PROMPT ▸
Wherever "rank" appears in a line, copy that line.

DATA TO USE ▸
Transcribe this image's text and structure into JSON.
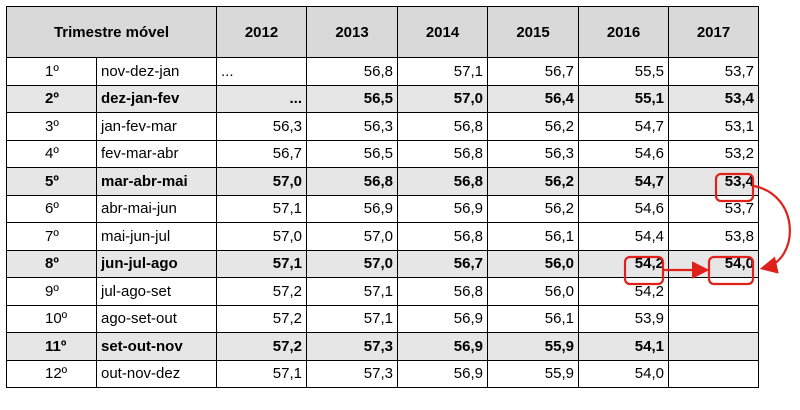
{
  "header": {
    "label": "Trimestre móvel",
    "years": [
      "2012",
      "2013",
      "2014",
      "2015",
      "2016",
      "2017"
    ]
  },
  "rows": [
    {
      "rank": "1º",
      "period": "nov-dez-jan",
      "bold": false,
      "values": [
        "...",
        "56,8",
        "57,1",
        "56,7",
        "55,5",
        "53,7"
      ]
    },
    {
      "rank": "2º",
      "period": "dez-jan-fev",
      "bold": true,
      "values": [
        "...",
        "56,5",
        "57,0",
        "56,4",
        "55,1",
        "53,4"
      ]
    },
    {
      "rank": "3º",
      "period": "jan-fev-mar",
      "bold": false,
      "values": [
        "56,3",
        "56,3",
        "56,8",
        "56,2",
        "54,7",
        "53,1"
      ]
    },
    {
      "rank": "4º",
      "period": "fev-mar-abr",
      "bold": false,
      "values": [
        "56,7",
        "56,5",
        "56,8",
        "56,3",
        "54,6",
        "53,2"
      ]
    },
    {
      "rank": "5º",
      "period": "mar-abr-mai",
      "bold": true,
      "values": [
        "57,0",
        "56,8",
        "56,8",
        "56,2",
        "54,7",
        "53,4"
      ]
    },
    {
      "rank": "6º",
      "period": "abr-mai-jun",
      "bold": false,
      "values": [
        "57,1",
        "56,9",
        "56,9",
        "56,2",
        "54,6",
        "53,7"
      ]
    },
    {
      "rank": "7º",
      "period": "mai-jun-jul",
      "bold": false,
      "values": [
        "57,0",
        "57,0",
        "56,8",
        "56,1",
        "54,4",
        "53,8"
      ]
    },
    {
      "rank": "8º",
      "period": "jun-jul-ago",
      "bold": true,
      "values": [
        "57,1",
        "57,0",
        "56,7",
        "56,0",
        "54,2",
        "54,0"
      ]
    },
    {
      "rank": "9º",
      "period": "jul-ago-set",
      "bold": false,
      "values": [
        "57,2",
        "57,1",
        "56,8",
        "56,0",
        "54,2",
        ""
      ]
    },
    {
      "rank": "10º",
      "period": "ago-set-out",
      "bold": false,
      "values": [
        "57,2",
        "57,1",
        "56,9",
        "56,1",
        "53,9",
        ""
      ]
    },
    {
      "rank": "11º",
      "period": "set-out-nov",
      "bold": true,
      "values": [
        "57,2",
        "57,3",
        "56,9",
        "55,9",
        "54,1",
        ""
      ]
    },
    {
      "rank": "12º",
      "period": "out-nov-dez",
      "bold": false,
      "values": [
        "57,1",
        "57,3",
        "56,9",
        "55,9",
        "54,0",
        ""
      ]
    }
  ],
  "annotations": {
    "highlight_color": "#e0201b"
  }
}
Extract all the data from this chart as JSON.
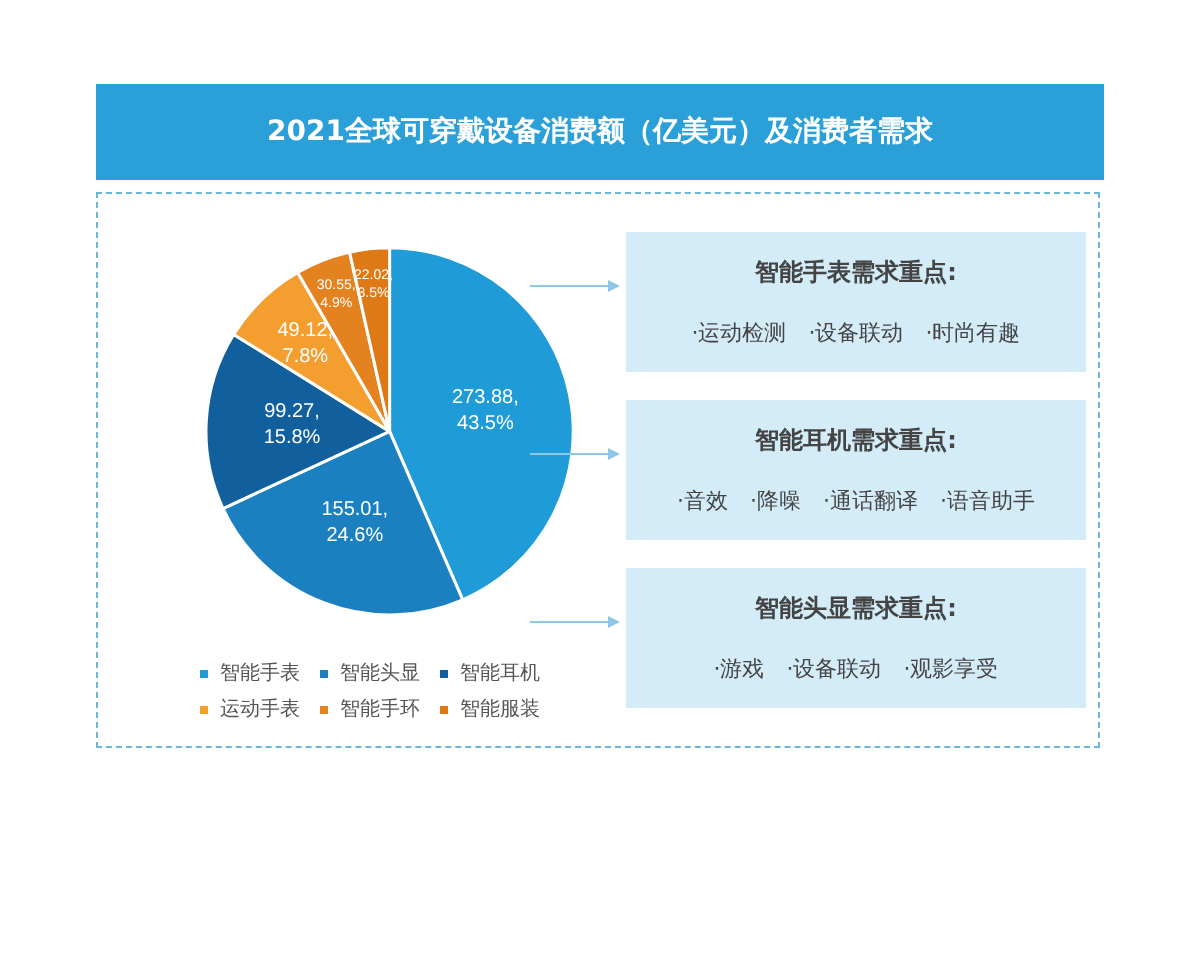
{
  "chart_data": {
    "type": "pie",
    "title": "2021全球可穿戴设备消费额（亿美元）及消费者需求",
    "categories": [
      "智能手表",
      "智能头显",
      "智能耳机",
      "运动手表",
      "智能手环",
      "智能服装"
    ],
    "values": [
      273.88,
      155.01,
      99.27,
      49.12,
      30.55,
      22.02
    ],
    "colors": [
      "#1f9bd7",
      "#1a80c0",
      "#115f9c",
      "#f59e30",
      "#e4821f",
      "#de7a16"
    ],
    "value_labels": [
      "273.88,\n43.5%",
      "155.01,\n24.6%",
      "99.27,\n15.8%",
      "49.12,\n7.8%",
      "30.55,\n4.9%",
      "22.02,\n3.5%"
    ],
    "legend": "bottom",
    "annotations": [
      "智能手表需求重点:",
      "·运动检测　·设备联动　·时尚有趣",
      "智能耳机需求重点:",
      "·音效　·降噪　·通话翻译　·语音助手",
      "智能头显需求重点:",
      "·游戏　·设备联动　·观影享受"
    ]
  }
}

THE RESPONSE ▸
      "rank": "1º",
      "rank": "2º",
      "rank": "3º",
      "rank": "4º",
      "rank": "5º",
      "rank": "6º",
      "rank": "7º",
      "rank": "8º",
      "rank": "9º",
      "rank": "10º",
      "rank": "11º",
      "rank": "12º",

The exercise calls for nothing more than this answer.